-- Start --

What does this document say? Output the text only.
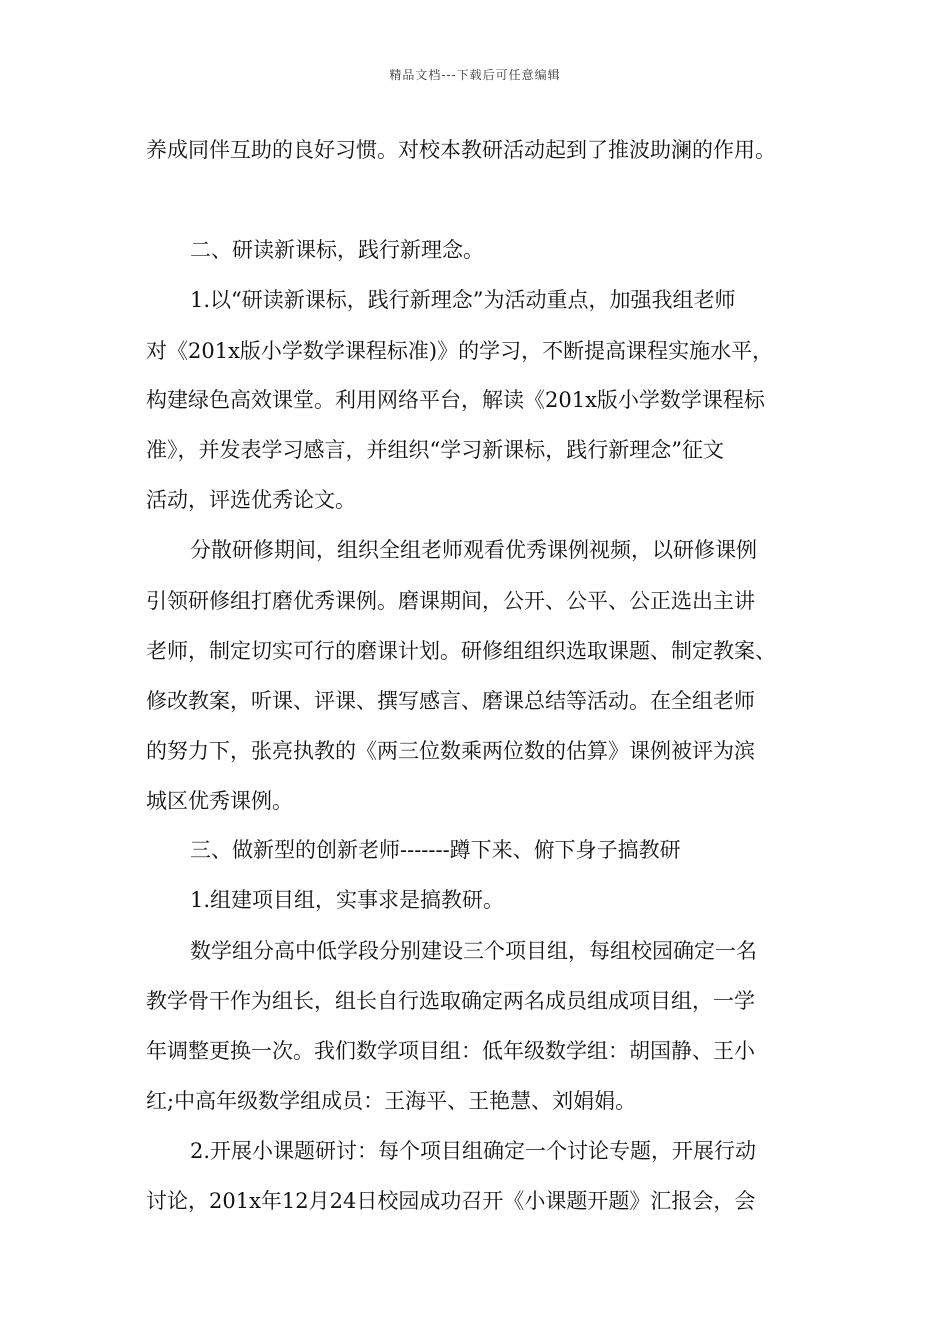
精品文档---下载后可任意编辑
养成同伴互助的良好习惯。对校本教研活动起到了推波助澜的作用。
二、研读新课标，践行新理念。
1.以“研读新课标，践行新理念”为活动重点，加强我组老师
对《201x版小学数学课程标准)》的学习，不断提高课程实施水平，
构建绿色高效课堂。利用网络平台，解读《201x版小学数学课程标
准》，并发表学习感言，并组织“学习新课标，践行新理念”征文
活动，评选优秀论文。
分散研修期间，组织全组老师观看优秀课例视频，以研修课例
引领研修组打磨优秀课例。磨课期间，公开、公平、公正选出主讲
老师，制定切实可行的磨课计划。研修组组织选取课题、制定教案、
修改教案，听课、评课、撰写感言、磨课总结等活动。在全组老师
的努力下，张亮执教的《两三位数乘两位数的估算》课例被评为滨
城区优秀课例。
三、做新型的创新老师-------蹲下来、俯下身子搞教研
1.组建项目组，实事求是搞教研。
数学组分高中低学段分别建设三个项目组，每组校园确定一名
教学骨干作为组长，组长自行选取确定两名成员组成项目组，一学
年调整更换一次。我们数学项目组：低年级数学组：胡国静、王小
红;中高年级数学组成员：王海平、王艳慧、刘娟娟。
2.开展小课题研讨：每个项目组确定一个讨论专题，开展行动
讨论，201x年12月24日校园成功召开《小课题开题》汇报会，会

-- End --

Set task -
Go through the data and count each line that has the word "研读新课标", then give the total alone.

Output of the task -
2